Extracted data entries
* * * * * * * * *

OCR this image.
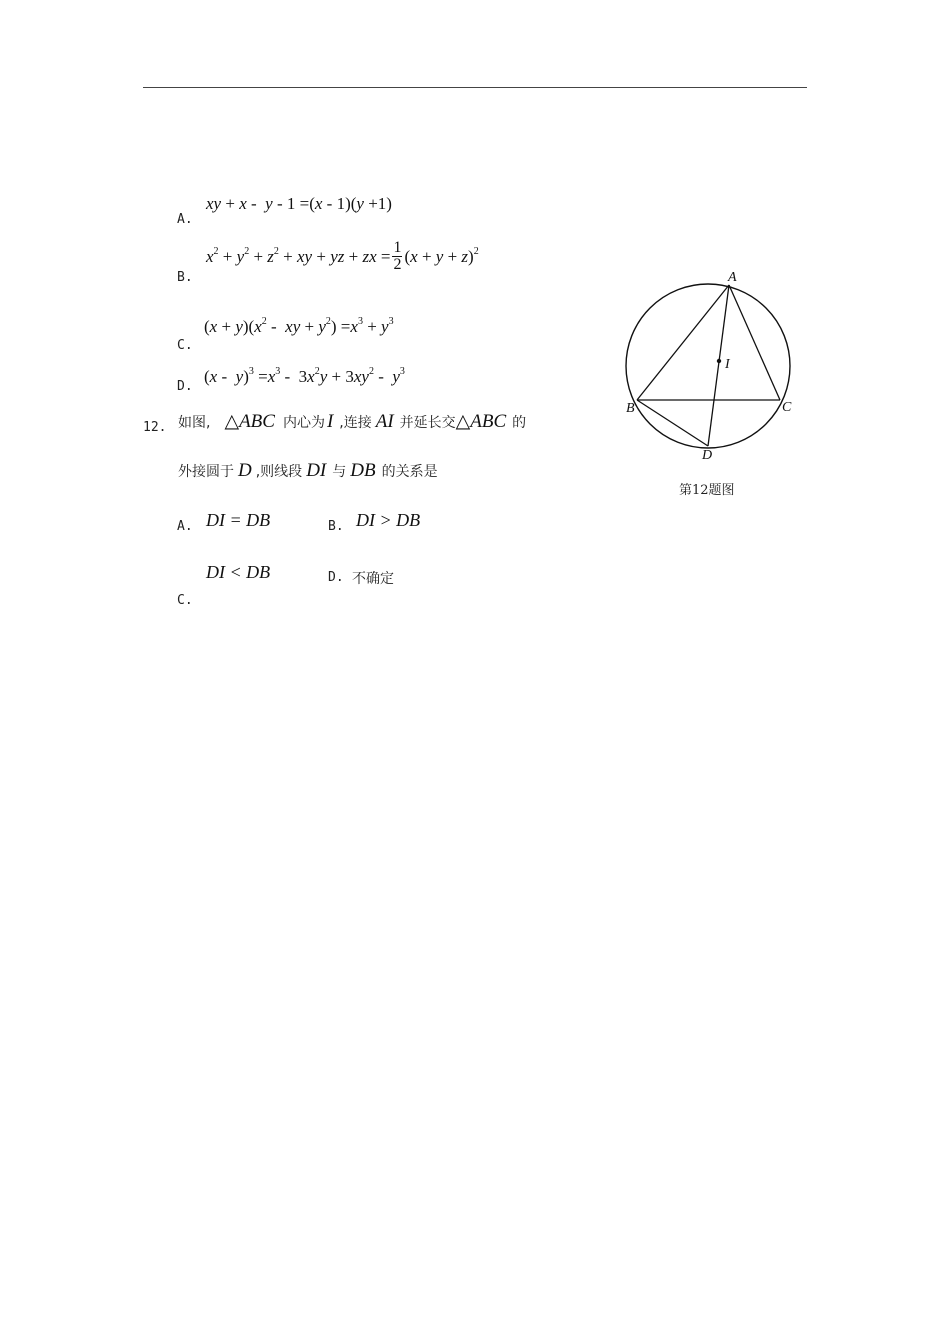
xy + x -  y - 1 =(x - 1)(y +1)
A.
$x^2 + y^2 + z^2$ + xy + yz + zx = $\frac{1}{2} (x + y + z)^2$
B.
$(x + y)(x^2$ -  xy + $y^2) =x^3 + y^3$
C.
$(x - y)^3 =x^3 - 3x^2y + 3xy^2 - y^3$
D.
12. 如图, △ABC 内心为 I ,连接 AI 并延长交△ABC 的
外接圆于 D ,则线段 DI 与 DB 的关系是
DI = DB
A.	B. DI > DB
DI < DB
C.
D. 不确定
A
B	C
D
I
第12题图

* * * * * * * * *

→ Stated exercise
Repeat the listing verbatim. Skip the pictures.

→ Solution to the problem
OCR this image.
xy + x -  y - 1 =(x - 1)(y +1)
A.
$x^2 + y^2 + z^2$ + xy + yz + zx = $\frac{1}{2} (x + y + z)^2$
B.
$(x + y)(x^2$ -  xy + $y^2) =x^3 + y^3$
C.
$(x - y)^3 =x^3 - 3x^2y + 3xy^2 - y^3$
D.
12. 如图, △ABC 内心为 I ,连接 AI 并延长交△ABC 的
外接圆于 D ,则线段 DI 与 DB 的关系是
DI = DB
A.	B. DI > DB
DI < DB
C.
D. 不确定
A
B	C
D
I
第12题图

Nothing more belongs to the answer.